Collected data:
========================================
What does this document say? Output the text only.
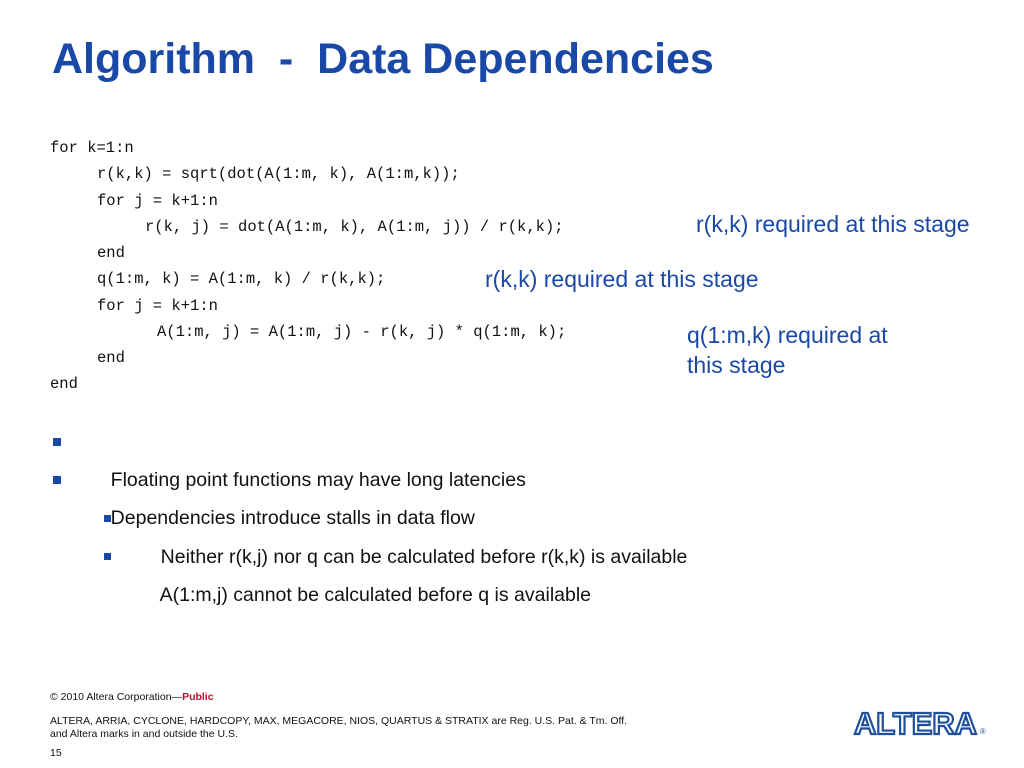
Algorithm  -  Data Dependencies
for k=1:n
r(k,k) = sqrt(dot(A(1:m, k), A(1:m,k));
for j = k+1:n
r(k, j) = dot(A(1:m, k), A(1:m, j)) / r(k,k);
end
q(1:m, k) = A(1:m, k) / r(k,k);
for j = k+1:n
A(1:m, j) = A(1:m, j) - r(k, j) * q(1:m, k);
end
end
r(k,k) required at this stage
r(k,k) required at this stage
q(1:m,k) required at
this stage

Floating point functions may have long latencies

Dependencies introduce stalls in data flow

Neither r(k,j) nor q can be calculated before r(k,k) is available

A(1:m,j) cannot be calculated before q is available

© 2010 Altera Corporation—Public
ALTERA, ARRIA, CYCLONE, HARDCOPY, MAX, MEGACORE, NIOS, QUARTUS & STRATIX are Reg. U.S. Pat. & Tm. Off.
and Altera marks in and outside the U.S.
15
ALTERA ®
========================================
**Task brief**. Keep the pictures out of the copy and write out the data exactly as it stands.

**Solution for this exercise**.
What does this document say? Output the text only.
Algorithm  -  Data Dependencies
for k=1:n
r(k,k) = sqrt(dot(A(1:m, k), A(1:m,k));
for j = k+1:n
r(k, j) = dot(A(1:m, k), A(1:m, j)) / r(k,k);
end
q(1:m, k) = A(1:m, k) / r(k,k);
for j = k+1:n
A(1:m, j) = A(1:m, j) - r(k, j) * q(1:m, k);
end
end
r(k,k) required at this stage
r(k,k) required at this stage
q(1:m,k) required at
this stage

Floating point functions may have long latencies

Dependencies introduce stalls in data flow

Neither r(k,j) nor q can be calculated before r(k,k) is available

A(1:m,j) cannot be calculated before q is available

© 2010 Altera Corporation—Public
ALTERA, ARRIA, CYCLONE, HARDCOPY, MAX, MEGACORE, NIOS, QUARTUS & STRATIX are Reg. U.S. Pat. & Tm. Off.
and Altera marks in and outside the U.S.
15
ALTERA ®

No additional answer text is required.